The request:
Report each line of the data that includes the word "this".

***

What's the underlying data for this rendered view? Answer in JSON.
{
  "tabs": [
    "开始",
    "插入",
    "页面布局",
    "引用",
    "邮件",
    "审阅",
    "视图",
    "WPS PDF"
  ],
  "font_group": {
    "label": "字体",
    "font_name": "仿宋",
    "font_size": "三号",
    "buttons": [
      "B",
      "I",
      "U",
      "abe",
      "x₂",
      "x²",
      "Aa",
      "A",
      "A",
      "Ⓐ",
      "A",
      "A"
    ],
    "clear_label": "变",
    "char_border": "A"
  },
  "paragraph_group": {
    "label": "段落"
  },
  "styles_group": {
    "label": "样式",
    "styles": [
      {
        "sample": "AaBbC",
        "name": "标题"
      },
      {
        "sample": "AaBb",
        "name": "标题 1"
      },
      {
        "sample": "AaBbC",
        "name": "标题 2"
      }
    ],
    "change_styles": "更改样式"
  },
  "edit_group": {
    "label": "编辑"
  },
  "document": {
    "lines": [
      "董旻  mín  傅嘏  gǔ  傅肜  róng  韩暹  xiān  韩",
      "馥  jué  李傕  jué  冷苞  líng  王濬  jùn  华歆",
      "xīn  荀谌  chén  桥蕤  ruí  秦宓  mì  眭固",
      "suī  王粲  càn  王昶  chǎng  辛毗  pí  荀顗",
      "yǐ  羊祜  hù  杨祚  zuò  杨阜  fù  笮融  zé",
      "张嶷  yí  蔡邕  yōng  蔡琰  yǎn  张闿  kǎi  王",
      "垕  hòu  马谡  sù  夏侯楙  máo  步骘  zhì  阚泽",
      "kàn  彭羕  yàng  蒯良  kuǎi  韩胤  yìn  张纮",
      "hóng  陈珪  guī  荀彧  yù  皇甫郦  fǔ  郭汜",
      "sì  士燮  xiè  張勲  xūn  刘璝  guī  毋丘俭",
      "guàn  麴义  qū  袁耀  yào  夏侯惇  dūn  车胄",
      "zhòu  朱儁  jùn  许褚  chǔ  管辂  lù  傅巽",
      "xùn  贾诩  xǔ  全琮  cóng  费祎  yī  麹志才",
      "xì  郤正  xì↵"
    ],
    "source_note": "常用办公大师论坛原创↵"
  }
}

***

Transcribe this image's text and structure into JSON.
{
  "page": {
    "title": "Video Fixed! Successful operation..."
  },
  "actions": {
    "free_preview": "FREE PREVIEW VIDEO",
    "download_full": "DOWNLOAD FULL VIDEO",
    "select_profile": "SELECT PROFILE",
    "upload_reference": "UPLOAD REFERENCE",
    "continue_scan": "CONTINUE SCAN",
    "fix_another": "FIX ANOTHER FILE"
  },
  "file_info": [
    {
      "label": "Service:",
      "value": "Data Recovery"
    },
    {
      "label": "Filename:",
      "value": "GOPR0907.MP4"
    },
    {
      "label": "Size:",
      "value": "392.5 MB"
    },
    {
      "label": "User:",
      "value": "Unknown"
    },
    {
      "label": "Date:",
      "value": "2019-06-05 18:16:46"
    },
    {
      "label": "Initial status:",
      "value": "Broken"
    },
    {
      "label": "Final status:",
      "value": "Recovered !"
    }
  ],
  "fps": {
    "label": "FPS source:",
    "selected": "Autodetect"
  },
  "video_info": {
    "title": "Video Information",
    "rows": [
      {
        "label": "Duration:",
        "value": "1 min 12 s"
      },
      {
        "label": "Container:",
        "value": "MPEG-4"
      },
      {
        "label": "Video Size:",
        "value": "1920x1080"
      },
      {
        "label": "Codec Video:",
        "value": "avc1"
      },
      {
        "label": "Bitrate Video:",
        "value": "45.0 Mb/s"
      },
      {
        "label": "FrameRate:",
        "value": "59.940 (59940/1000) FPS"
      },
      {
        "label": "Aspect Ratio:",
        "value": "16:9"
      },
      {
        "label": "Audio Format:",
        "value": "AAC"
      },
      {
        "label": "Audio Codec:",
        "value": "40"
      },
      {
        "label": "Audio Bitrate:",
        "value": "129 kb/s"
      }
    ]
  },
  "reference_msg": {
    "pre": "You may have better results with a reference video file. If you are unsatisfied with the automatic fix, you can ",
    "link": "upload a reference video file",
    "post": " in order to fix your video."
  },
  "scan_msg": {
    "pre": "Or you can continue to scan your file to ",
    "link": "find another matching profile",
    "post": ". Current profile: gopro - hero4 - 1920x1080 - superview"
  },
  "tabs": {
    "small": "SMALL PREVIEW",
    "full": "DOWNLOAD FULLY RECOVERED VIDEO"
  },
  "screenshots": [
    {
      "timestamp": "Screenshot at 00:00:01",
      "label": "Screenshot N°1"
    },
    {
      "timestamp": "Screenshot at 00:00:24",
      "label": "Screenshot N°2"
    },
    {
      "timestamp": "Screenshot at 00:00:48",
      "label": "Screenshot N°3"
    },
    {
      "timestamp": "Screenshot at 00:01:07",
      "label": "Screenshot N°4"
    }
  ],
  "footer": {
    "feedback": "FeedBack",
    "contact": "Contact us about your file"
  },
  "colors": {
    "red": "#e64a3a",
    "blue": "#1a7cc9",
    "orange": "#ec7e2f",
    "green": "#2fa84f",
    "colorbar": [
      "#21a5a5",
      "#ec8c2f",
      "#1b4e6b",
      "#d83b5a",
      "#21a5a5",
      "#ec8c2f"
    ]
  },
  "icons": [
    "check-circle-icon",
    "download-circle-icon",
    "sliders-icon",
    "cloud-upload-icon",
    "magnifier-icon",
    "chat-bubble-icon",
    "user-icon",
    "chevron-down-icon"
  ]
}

***

Final result:
What's the underlying data for this rendered view? Answer in JSON.
Transcribe this image's text and structure into JSON.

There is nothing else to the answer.